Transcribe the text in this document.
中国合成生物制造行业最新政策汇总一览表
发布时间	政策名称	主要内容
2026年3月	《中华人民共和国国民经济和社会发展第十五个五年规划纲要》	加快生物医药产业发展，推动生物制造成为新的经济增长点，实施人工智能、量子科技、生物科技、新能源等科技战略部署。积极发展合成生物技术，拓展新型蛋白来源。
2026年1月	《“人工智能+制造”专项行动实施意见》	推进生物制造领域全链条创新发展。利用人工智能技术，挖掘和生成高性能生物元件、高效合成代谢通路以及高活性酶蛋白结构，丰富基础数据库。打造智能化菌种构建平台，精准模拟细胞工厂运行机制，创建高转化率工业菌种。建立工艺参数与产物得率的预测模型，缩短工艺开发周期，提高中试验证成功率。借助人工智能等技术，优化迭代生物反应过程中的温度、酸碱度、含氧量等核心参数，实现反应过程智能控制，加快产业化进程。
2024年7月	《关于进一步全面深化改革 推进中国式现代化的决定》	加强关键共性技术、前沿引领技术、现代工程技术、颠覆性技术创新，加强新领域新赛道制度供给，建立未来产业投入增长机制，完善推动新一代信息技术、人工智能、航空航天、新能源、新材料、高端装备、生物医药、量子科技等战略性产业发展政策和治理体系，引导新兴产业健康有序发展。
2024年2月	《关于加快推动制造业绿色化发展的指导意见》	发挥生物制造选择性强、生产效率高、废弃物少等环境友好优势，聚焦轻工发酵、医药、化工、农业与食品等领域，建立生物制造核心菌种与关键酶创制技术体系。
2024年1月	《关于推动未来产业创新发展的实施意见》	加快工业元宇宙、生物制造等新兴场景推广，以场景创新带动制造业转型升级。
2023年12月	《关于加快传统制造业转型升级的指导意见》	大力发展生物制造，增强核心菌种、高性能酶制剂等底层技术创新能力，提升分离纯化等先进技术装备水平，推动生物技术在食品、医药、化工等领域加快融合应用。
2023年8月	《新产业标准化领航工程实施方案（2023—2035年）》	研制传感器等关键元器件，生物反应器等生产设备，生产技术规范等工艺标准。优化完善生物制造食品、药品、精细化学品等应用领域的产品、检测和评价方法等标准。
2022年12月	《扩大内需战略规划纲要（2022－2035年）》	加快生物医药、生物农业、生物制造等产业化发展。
··········
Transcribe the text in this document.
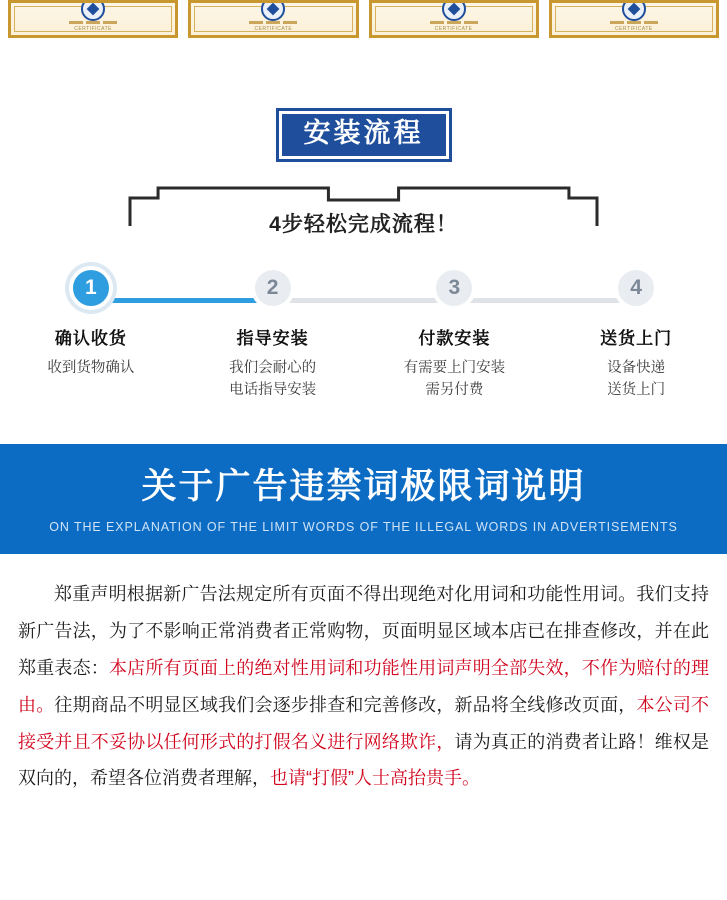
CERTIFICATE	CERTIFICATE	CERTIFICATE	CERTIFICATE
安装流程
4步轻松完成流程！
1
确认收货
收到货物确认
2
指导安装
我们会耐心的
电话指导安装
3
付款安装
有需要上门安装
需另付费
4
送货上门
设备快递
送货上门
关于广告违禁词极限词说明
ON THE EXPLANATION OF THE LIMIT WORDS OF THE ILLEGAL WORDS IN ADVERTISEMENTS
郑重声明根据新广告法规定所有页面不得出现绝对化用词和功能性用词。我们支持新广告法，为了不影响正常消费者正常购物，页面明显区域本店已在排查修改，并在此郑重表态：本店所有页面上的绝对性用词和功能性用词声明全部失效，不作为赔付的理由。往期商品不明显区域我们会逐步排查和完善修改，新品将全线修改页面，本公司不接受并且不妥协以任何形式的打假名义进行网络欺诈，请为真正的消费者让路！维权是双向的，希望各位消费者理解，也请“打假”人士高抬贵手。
··········
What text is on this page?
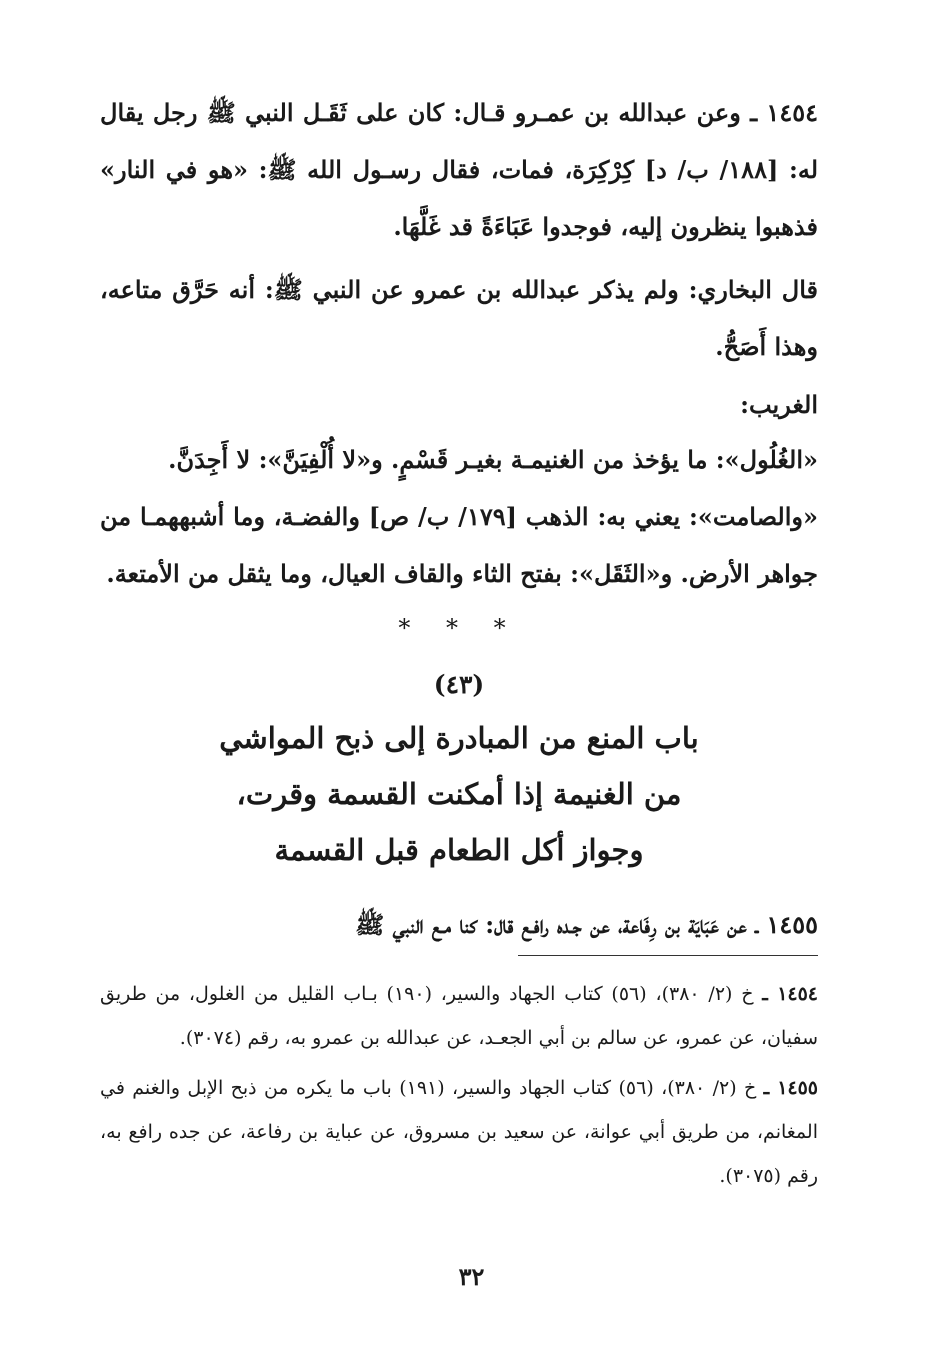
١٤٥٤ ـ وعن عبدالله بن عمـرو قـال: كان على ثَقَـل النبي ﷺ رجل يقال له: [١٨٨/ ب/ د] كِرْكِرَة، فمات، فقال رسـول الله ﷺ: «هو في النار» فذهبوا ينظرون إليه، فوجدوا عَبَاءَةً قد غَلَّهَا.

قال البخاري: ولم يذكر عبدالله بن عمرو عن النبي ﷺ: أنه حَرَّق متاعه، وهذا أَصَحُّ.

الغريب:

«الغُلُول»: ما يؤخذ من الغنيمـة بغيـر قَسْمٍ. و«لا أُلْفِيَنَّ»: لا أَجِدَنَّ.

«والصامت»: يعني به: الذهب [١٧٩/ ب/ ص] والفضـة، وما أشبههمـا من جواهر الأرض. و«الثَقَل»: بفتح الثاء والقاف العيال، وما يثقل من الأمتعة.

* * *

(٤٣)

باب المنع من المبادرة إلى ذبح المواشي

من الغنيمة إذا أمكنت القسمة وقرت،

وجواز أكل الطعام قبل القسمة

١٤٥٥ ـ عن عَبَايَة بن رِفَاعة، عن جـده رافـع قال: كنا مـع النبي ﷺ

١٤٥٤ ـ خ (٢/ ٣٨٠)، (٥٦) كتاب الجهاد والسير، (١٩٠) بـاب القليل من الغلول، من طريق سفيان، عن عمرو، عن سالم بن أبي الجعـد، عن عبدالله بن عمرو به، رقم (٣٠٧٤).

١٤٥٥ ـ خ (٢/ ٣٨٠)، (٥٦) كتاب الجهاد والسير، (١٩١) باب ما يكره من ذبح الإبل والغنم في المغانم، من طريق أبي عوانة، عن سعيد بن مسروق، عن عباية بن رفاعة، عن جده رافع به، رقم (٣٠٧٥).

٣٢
··········
[Your objective]
Return all lines of the material above in which the word "القسمة" occurs.

[Task answer]
من الغنيمة إذا أمكنت القسمة وقرت،
وجواز أكل الطعام قبل القسمة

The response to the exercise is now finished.